▶ What to do:
From the entries below, report how many lines contain the string "está". Give only that number.
**** Data entries
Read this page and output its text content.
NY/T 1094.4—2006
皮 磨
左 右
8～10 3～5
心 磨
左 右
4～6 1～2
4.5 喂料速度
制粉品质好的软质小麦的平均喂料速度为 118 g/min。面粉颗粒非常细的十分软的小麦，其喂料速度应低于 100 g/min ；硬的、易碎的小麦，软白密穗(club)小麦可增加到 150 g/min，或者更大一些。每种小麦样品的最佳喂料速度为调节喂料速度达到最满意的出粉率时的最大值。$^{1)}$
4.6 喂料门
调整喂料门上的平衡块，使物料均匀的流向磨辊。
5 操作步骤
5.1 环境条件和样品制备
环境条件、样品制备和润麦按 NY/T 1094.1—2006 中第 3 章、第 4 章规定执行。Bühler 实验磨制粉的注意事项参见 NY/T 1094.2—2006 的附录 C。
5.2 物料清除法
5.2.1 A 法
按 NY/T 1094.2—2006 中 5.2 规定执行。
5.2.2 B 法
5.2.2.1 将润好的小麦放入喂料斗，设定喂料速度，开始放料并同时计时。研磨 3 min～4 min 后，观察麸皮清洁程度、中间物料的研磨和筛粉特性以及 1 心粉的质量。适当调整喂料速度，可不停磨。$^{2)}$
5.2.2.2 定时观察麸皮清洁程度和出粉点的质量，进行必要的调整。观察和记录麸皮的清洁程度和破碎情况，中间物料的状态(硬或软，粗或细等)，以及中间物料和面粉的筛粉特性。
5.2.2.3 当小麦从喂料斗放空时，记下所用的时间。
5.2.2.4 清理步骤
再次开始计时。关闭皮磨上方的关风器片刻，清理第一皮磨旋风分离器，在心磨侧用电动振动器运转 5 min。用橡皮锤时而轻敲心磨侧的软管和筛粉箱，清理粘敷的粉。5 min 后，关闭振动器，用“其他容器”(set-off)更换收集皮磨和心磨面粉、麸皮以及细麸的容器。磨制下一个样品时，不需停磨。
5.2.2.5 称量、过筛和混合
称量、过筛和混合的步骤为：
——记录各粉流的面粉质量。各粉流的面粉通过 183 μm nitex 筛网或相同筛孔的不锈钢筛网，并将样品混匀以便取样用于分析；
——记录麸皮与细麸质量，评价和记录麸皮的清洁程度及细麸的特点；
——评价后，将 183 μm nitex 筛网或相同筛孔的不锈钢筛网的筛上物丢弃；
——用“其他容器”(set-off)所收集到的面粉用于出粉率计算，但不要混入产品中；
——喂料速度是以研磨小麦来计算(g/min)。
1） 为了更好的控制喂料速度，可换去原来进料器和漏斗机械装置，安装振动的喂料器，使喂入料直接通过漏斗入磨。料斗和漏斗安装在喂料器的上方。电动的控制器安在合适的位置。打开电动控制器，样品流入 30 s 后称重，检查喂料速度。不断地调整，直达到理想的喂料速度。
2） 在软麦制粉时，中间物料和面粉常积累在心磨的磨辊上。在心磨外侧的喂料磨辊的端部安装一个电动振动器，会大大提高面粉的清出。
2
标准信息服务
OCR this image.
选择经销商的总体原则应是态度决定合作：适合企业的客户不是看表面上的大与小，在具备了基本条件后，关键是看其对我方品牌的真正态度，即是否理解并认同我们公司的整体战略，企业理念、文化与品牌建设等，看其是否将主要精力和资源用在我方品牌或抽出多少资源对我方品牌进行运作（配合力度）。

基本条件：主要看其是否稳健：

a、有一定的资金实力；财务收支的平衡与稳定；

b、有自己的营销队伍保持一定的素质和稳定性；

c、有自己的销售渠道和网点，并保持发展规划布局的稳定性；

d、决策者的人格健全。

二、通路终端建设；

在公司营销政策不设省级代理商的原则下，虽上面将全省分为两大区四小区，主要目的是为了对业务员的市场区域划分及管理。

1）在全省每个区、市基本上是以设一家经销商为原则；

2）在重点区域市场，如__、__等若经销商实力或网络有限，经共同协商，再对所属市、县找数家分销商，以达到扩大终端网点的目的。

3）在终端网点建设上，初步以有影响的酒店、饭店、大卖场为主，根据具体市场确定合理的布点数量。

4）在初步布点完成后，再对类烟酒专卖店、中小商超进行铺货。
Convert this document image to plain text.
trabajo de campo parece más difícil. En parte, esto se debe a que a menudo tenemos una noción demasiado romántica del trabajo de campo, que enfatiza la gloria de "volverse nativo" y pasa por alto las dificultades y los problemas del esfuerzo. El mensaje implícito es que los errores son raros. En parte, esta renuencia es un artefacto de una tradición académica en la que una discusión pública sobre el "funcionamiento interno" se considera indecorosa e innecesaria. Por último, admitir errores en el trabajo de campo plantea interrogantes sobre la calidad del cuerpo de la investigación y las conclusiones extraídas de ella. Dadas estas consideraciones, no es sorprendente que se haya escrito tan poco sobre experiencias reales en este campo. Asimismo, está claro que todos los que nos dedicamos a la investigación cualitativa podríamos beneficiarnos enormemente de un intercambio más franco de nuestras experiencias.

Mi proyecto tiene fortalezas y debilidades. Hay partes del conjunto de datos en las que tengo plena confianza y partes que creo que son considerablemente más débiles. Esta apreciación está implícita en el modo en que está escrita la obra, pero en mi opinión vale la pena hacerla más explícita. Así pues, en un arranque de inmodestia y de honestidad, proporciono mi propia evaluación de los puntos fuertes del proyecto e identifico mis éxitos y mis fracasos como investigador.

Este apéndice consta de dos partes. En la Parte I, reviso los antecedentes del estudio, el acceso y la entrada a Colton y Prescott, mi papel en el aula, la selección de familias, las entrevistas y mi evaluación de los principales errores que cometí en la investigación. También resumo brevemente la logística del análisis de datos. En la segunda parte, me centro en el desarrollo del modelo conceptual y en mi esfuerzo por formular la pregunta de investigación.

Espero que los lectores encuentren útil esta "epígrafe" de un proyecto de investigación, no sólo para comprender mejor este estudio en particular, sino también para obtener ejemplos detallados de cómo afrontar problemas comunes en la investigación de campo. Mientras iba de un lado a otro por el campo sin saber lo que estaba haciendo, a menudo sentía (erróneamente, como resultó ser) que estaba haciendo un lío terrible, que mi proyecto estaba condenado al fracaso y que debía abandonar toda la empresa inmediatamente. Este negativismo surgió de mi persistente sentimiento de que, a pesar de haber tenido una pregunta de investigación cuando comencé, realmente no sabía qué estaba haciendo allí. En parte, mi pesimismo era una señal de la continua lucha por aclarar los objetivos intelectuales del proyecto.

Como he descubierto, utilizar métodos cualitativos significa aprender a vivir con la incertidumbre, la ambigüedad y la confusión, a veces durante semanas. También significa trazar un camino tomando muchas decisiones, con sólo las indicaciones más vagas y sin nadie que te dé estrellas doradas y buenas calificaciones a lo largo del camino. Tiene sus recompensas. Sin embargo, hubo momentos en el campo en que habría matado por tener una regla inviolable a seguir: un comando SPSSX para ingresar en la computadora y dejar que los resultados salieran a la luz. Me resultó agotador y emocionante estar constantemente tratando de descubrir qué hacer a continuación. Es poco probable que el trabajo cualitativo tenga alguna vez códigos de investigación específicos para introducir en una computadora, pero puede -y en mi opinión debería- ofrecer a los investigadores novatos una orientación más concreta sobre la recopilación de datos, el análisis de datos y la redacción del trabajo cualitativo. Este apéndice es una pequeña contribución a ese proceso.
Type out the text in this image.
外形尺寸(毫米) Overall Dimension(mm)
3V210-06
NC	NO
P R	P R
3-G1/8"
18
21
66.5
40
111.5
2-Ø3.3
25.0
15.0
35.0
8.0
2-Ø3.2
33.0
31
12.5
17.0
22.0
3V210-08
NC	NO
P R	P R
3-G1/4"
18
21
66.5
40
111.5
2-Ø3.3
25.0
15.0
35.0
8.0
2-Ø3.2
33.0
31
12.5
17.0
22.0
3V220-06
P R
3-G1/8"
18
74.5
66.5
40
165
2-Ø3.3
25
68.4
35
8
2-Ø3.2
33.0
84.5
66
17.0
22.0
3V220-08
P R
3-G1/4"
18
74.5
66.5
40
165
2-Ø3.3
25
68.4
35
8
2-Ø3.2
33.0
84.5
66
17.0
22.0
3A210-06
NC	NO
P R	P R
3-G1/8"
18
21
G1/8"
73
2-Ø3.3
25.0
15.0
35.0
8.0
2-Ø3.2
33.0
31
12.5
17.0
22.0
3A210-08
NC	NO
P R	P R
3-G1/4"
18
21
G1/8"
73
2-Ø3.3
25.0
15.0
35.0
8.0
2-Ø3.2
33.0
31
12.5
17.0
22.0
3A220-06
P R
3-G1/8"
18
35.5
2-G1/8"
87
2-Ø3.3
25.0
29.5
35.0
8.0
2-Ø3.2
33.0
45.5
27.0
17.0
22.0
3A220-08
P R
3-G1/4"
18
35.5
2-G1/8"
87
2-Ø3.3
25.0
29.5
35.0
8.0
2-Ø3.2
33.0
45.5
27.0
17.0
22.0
********
▶ The answer:
2